[Data entries]

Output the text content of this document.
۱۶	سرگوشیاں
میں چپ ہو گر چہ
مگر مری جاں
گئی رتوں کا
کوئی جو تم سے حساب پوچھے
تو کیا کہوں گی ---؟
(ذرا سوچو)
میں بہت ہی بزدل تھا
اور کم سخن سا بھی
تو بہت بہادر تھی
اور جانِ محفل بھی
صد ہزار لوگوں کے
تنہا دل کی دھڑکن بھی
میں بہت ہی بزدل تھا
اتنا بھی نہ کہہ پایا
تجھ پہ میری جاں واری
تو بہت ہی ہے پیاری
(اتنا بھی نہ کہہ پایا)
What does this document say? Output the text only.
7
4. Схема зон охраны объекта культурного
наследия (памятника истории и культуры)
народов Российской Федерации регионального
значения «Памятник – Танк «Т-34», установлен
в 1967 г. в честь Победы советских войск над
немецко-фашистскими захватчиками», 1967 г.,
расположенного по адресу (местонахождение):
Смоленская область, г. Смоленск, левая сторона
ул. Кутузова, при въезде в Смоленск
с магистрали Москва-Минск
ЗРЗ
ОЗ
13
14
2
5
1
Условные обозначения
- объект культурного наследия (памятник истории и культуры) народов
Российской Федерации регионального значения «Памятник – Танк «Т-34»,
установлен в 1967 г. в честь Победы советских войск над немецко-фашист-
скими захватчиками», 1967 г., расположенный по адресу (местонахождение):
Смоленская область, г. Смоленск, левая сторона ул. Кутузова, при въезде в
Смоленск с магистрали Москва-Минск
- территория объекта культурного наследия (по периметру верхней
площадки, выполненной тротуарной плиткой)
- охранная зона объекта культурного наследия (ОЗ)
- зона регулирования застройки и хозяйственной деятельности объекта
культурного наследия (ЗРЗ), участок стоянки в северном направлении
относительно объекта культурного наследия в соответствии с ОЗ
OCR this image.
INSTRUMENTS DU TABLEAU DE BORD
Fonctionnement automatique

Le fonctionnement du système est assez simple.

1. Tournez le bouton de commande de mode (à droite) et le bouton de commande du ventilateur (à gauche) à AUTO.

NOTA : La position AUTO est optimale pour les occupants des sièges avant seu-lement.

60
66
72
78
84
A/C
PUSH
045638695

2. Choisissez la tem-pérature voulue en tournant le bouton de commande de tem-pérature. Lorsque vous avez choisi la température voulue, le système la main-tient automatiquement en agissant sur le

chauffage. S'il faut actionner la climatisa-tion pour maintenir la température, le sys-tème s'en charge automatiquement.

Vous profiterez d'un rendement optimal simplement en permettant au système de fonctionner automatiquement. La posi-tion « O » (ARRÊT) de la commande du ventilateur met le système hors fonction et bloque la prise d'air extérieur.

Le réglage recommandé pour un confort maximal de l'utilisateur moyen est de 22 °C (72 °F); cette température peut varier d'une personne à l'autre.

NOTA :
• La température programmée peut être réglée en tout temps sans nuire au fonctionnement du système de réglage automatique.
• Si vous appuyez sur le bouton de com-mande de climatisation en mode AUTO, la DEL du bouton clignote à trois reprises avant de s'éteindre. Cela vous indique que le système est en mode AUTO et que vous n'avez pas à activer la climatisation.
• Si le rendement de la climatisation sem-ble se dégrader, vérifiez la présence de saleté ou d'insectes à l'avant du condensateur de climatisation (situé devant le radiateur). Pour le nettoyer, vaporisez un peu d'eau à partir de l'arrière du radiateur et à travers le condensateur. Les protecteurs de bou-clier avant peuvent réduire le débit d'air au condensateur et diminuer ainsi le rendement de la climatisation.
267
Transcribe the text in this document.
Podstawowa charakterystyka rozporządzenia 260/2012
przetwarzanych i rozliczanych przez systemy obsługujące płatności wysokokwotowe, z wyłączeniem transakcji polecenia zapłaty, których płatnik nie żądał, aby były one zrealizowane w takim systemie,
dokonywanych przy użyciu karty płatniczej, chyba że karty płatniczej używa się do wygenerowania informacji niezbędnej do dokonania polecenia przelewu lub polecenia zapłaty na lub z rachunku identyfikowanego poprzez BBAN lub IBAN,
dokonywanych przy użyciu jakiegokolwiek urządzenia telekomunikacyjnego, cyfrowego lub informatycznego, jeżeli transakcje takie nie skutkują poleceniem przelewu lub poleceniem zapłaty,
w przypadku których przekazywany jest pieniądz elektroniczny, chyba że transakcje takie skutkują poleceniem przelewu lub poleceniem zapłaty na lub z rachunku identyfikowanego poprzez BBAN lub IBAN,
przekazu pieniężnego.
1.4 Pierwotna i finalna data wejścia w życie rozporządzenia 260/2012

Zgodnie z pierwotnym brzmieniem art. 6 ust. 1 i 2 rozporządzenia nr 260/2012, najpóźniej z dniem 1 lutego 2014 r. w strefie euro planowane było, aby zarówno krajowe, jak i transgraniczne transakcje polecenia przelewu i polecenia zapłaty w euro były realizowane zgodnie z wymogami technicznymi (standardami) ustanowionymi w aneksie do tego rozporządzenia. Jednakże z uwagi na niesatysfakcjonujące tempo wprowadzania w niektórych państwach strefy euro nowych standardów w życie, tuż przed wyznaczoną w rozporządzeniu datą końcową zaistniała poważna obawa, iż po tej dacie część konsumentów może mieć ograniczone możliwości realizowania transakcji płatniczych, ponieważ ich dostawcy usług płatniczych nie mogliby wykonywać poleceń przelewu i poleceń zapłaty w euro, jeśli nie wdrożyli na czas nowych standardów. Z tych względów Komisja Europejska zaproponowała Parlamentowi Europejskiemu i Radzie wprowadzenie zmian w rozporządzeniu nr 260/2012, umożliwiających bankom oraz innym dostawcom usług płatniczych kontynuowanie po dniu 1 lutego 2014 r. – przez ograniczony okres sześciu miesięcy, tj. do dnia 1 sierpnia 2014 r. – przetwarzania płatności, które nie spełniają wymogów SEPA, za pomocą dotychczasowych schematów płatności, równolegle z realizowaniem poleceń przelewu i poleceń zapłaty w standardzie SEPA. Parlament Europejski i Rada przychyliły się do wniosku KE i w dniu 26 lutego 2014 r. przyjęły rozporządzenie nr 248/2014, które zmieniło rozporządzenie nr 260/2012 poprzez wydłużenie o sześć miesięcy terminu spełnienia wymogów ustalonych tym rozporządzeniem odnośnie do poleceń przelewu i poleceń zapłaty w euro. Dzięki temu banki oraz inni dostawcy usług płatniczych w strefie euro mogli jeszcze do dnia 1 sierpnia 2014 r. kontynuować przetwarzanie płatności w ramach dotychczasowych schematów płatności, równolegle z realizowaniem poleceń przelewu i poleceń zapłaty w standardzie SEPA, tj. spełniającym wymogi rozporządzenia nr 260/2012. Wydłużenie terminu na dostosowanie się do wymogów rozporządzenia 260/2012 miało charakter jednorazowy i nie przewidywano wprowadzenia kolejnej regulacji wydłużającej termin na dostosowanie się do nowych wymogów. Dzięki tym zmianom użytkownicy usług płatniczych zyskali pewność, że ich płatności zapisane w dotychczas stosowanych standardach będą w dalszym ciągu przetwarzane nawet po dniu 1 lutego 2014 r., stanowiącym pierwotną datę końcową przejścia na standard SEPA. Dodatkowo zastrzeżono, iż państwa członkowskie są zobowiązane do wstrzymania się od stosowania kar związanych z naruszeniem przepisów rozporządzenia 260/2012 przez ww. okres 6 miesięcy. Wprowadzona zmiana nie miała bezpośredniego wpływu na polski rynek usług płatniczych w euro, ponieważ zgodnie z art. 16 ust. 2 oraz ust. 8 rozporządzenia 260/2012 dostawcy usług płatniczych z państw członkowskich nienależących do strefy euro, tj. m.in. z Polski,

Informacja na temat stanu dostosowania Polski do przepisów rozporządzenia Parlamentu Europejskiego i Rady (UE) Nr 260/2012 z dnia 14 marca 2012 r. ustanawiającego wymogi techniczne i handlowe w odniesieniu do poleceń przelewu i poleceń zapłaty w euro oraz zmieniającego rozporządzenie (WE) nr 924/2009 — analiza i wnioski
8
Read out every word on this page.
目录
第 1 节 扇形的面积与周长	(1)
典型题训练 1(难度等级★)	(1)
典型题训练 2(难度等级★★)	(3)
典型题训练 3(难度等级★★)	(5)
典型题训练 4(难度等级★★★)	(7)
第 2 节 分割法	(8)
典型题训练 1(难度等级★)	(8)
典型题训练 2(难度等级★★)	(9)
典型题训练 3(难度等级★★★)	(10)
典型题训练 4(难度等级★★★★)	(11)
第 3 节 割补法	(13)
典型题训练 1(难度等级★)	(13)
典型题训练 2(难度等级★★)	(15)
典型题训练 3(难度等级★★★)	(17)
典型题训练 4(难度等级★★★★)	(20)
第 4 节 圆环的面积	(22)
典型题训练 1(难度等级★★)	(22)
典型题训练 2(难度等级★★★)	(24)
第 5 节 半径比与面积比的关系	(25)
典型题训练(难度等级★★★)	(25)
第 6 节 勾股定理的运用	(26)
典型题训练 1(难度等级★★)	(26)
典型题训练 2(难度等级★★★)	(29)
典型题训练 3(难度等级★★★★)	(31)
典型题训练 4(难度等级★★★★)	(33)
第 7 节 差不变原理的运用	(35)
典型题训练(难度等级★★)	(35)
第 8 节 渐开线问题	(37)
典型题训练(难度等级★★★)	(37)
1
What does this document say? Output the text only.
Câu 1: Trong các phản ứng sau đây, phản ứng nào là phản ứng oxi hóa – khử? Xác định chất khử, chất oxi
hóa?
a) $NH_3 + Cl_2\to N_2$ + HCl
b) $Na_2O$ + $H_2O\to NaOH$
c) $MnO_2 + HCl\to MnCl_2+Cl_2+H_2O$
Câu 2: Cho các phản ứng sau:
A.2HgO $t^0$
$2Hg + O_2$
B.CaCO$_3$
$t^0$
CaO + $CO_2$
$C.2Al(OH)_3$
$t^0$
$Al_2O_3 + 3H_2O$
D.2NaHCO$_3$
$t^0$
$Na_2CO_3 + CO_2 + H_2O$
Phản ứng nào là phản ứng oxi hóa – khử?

- **Instructions to follow**
Copy all lines from the material that include "poleceniem".

- **Finished task**
dokonywanych przy użyciu jakiegokolwiek urządzenia telekomunikacyjnego, cyfrowego lub informatycznego, jeżeli transakcje takie nie skutkują poleceniem przelewu lub poleceniem zapłaty,
w przypadku których przekazywany jest pieniądz elektroniczny, chyba że transakcje takie skutkują poleceniem przelewu lub poleceniem zapłaty na lub z rachunku identyfikowanego poprzez BBAN lub IBAN,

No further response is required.